* **TASK STATEMENT**:
Of the lines in these entries, how many contain the string "JSON"? Give the number and nothing else.

* **STORED RECORDS**:

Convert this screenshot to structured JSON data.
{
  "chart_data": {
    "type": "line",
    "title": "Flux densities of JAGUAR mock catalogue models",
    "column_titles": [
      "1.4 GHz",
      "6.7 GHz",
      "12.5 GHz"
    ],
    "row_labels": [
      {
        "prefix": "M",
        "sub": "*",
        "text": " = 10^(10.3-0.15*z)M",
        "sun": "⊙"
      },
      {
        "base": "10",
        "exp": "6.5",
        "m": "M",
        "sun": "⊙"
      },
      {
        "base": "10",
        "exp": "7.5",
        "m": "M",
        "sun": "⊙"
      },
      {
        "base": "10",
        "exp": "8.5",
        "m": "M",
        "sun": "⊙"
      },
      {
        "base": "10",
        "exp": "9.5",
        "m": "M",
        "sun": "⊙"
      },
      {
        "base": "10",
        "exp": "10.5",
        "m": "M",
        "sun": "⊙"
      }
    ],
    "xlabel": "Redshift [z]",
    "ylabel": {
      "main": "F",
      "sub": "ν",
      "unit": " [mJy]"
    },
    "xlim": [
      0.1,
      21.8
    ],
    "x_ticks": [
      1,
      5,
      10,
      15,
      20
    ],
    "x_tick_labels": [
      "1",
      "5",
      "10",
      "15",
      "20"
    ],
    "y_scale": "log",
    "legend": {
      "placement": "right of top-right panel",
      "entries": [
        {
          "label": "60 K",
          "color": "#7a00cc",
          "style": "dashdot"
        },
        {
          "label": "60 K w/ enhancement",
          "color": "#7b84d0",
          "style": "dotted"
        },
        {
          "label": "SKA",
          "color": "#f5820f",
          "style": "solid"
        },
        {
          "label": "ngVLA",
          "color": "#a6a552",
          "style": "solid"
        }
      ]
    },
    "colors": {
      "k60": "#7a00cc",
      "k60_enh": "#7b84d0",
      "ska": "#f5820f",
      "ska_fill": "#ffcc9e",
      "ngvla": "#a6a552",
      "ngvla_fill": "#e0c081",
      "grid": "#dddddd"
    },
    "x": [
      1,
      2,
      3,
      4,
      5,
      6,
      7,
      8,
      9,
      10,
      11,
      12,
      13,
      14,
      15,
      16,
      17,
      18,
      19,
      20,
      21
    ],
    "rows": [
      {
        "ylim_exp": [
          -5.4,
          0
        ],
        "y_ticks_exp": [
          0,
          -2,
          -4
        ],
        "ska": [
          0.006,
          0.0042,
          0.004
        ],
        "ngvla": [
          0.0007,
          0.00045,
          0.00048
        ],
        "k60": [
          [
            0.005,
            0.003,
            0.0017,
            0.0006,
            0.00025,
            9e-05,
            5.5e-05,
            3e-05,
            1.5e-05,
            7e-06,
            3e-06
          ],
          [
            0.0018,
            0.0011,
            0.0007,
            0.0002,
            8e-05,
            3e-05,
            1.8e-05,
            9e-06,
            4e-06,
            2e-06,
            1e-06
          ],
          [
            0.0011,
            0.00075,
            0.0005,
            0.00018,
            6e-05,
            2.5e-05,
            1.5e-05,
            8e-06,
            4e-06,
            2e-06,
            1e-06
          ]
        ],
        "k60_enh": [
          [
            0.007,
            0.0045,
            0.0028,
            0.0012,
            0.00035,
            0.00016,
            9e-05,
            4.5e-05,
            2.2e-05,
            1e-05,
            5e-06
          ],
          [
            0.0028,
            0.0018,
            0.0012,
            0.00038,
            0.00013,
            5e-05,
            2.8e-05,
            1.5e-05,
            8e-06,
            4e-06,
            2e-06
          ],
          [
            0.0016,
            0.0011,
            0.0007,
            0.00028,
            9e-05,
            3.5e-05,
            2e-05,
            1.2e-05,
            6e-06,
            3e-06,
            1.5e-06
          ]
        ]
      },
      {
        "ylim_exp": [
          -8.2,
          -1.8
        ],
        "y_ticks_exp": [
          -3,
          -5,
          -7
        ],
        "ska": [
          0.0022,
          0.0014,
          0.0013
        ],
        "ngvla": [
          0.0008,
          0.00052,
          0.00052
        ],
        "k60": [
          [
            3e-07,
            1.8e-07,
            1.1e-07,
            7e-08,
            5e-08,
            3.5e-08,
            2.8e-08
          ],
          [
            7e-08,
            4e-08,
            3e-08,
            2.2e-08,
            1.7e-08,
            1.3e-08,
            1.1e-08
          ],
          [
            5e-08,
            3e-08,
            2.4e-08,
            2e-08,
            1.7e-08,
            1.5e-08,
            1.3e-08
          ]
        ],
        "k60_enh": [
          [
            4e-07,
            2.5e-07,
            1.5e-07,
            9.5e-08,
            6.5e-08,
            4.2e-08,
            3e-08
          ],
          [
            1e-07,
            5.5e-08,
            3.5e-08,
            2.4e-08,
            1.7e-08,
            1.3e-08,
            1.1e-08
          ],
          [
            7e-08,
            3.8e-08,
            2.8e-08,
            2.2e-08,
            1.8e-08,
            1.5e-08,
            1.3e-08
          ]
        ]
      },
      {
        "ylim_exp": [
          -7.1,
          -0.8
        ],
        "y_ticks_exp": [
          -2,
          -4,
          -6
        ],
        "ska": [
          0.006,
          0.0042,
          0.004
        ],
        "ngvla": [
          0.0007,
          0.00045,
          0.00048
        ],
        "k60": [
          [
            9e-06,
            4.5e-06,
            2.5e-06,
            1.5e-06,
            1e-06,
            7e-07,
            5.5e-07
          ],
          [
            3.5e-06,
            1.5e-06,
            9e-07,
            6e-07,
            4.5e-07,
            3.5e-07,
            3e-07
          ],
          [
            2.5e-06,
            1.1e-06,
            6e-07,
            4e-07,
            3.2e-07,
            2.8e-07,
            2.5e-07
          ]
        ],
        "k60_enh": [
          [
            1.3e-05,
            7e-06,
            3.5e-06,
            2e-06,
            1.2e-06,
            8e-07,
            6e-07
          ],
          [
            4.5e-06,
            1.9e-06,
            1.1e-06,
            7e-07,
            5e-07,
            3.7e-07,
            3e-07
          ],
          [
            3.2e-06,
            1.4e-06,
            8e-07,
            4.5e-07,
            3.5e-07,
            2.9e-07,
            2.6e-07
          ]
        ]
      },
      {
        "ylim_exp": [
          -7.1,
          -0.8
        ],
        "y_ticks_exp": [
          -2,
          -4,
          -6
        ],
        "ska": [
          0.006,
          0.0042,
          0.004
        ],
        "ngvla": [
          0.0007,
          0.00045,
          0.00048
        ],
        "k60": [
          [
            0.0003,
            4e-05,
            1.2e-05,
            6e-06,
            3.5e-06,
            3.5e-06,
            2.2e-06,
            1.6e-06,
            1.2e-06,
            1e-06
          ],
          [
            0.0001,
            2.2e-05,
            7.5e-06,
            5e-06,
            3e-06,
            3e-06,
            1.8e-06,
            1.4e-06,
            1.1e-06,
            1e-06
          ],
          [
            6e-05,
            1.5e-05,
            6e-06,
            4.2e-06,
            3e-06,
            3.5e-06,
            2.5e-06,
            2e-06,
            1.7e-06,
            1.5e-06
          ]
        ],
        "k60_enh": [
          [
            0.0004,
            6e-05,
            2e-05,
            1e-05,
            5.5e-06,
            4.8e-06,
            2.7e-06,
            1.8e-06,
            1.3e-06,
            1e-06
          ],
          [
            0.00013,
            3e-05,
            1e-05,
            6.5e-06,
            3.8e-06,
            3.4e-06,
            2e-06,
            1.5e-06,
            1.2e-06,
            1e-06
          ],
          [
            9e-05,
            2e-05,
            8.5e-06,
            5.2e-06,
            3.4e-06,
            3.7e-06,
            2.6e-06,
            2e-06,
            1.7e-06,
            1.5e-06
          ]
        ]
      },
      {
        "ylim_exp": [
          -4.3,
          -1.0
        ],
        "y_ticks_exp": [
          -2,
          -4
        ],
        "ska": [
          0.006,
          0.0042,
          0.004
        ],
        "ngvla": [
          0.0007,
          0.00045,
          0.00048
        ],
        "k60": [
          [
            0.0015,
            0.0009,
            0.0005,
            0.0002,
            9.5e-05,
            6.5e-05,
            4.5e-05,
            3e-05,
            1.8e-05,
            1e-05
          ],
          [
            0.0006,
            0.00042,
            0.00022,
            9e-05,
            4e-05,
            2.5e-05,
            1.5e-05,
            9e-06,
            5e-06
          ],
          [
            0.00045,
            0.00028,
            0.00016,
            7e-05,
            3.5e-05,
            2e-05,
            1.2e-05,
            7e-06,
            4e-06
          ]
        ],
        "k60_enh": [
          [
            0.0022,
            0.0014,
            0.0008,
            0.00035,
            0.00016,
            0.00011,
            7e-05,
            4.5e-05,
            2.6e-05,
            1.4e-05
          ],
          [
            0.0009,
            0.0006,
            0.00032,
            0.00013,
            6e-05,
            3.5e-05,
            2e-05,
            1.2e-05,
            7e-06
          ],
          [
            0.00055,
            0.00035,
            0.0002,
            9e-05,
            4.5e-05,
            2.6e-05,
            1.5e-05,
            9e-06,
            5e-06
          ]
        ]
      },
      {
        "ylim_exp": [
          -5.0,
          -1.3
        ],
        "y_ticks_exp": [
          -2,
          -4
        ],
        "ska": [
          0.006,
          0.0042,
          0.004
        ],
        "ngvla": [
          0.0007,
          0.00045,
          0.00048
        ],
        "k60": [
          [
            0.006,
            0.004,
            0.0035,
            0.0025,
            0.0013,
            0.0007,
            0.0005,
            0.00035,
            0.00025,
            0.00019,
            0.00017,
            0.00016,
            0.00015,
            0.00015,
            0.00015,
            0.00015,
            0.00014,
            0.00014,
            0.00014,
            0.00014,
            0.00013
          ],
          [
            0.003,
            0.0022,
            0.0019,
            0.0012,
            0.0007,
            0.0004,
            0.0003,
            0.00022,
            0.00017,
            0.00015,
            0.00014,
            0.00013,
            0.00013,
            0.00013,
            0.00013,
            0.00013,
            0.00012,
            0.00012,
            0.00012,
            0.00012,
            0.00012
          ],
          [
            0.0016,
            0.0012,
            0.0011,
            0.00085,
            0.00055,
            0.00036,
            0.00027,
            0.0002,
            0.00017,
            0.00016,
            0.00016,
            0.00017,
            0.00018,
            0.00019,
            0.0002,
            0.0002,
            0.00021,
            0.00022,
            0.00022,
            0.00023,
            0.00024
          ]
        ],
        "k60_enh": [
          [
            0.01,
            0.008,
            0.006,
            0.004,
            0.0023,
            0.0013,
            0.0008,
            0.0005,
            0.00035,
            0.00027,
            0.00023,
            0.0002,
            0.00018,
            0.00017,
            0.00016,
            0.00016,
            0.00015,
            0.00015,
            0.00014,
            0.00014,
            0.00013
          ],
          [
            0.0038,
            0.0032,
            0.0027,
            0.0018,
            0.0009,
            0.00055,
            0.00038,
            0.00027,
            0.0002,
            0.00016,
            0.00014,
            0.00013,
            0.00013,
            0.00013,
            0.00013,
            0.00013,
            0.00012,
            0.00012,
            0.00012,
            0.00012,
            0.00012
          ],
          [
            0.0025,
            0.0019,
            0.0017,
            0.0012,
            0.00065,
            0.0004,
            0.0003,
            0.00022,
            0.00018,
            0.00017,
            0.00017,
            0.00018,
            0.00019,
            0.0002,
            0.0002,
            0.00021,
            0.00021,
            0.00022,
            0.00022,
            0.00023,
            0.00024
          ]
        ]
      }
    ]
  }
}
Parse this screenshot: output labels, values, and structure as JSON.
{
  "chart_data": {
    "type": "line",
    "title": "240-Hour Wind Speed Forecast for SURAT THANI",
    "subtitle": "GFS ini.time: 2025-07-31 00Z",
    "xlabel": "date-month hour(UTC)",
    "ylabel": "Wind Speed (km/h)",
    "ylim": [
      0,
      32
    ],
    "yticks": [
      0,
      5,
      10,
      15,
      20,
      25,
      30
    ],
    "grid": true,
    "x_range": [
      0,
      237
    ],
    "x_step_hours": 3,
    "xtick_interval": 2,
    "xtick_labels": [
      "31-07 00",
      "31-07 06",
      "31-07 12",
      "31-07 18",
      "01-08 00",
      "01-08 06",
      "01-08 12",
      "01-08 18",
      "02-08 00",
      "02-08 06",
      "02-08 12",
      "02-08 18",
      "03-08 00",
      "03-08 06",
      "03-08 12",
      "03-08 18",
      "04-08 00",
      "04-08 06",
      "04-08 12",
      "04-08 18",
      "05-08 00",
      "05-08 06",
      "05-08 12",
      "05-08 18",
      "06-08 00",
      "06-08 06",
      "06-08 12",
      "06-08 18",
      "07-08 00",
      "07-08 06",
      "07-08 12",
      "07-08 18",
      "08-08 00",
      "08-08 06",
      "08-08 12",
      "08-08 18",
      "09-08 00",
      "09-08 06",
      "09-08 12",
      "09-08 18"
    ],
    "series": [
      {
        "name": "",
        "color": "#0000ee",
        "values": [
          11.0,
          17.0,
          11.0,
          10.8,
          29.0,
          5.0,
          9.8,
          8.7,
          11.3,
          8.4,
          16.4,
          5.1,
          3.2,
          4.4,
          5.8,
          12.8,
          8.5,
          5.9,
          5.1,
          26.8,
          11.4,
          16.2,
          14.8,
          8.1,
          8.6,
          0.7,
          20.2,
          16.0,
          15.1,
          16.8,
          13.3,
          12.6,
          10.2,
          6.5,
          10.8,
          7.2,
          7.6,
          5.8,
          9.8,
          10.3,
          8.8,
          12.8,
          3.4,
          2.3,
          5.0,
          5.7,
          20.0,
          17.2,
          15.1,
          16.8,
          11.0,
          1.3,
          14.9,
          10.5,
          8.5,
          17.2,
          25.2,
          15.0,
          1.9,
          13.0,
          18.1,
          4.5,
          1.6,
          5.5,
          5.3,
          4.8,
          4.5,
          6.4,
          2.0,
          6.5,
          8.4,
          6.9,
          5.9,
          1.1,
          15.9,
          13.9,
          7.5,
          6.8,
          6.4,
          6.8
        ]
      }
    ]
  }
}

* **RESULT OF THE EXERCISE**:
2